▸ **Exercise directions**: Every entry below should be repeated exactly; the pictures should not.

▸ **Raw records**:

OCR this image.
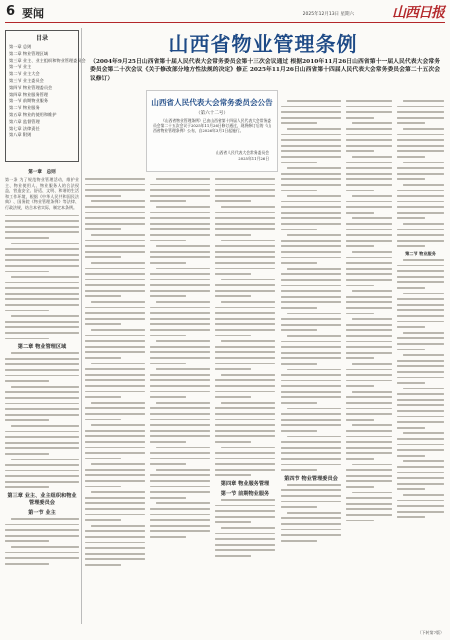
6 要闻	2025年12月13日 星期六	山西日报
目录
第一章 总则
第二章 物业管理区域
第三章 业主、业主组织和物业管理委员会
第一节 业主
第二节 业主大会
第三节 业主委员会
第四节 物业管理委员会
第四章 物业服务管理
第一节 前期物业服务
第二节 物业服务
第五章 物业的使用和维护
第六章 监督管理
第七章 法律责任
第八章 附则
山西省物业管理条例
（2004年9月25日山西省第十届人民代表大会常务委员会第十三次会议通过 根据2010年11月26日山西省第十一届人民代表大会常务委员会第二十次会议《关于修改部分地方性法规的决定》修正 2025年11月26日山西省第十四届人民代表大会常务委员会第二十五次会议修订）
山西省人民代表大会常务委员会公告
（第六十二号）
《山西省物业管理条例》已由山西省第十四届人民代表大会常务委员会第二十五次会议于2025年11月26日修订通过，现将修订后的《山西省物业管理条例》公布，自2026年3月1日起施行。
山西省人民代表大会常务委员会
2025年11月26日
第一章　总则
第一条 为了规范物业管理活动，维护业主、物业使用人、物业服务人的合法权益，营造安全、舒适、文明、和谐的生活和工作环境，根据《中华人民共和国民法典》、国务院《物业管理条例》等法律、行政法规，结合本省实际，制定本条例。
第二章 物业管理区域
第三章 业主、业主组织和物业管理委员会
第一节 业主
第四章 物业服务管理
第一节 前期物业服务
第四节 物业管理委员会
第二节 物业服务
（下转第7版）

▸ **Full answer**:
OCR this image.
6 要闻	2025年12月13日 星期六	山西日报
目录
第一章 总则
第二章 物业管理区域
第三章 业主、业主组织和物业管理委员会
第一节 业主
第二节 业主大会
第三节 业主委员会
第四节 物业管理委员会
第四章 物业服务管理
第一节 前期物业服务
第二节 物业服务
第五章 物业的使用和维护
第六章 监督管理
第七章 法律责任
第八章 附则
山西省物业管理条例
（2004年9月25日山西省第十届人民代表大会常务委员会第十三次会议通过 根据2010年11月26日山西省第十一届人民代表大会常务委员会第二十次会议《关于修改部分地方性法规的决定》修正 2025年11月26日山西省第十四届人民代表大会常务委员会第二十五次会议修订）
山西省人民代表大会常务委员会公告
（第六十二号）
《山西省物业管理条例》已由山西省第十四届人民代表大会常务委员会第二十五次会议于2025年11月26日修订通过，现将修订后的《山西省物业管理条例》公布，自2026年3月1日起施行。
山西省人民代表大会常务委员会
2025年11月26日
第一章　总则
第一条 为了规范物业管理活动，维护业主、物业使用人、物业服务人的合法权益，营造安全、舒适、文明、和谐的生活和工作环境，根据《中华人民共和国民法典》、国务院《物业管理条例》等法律、行政法规，结合本省实际，制定本条例。
第二章 物业管理区域
第三章 业主、业主组织和物业管理委员会
第一节 业主
第四章 物业服务管理
第一节 前期物业服务
第四节 物业管理委员会
第二节 物业服务
（下转第7版）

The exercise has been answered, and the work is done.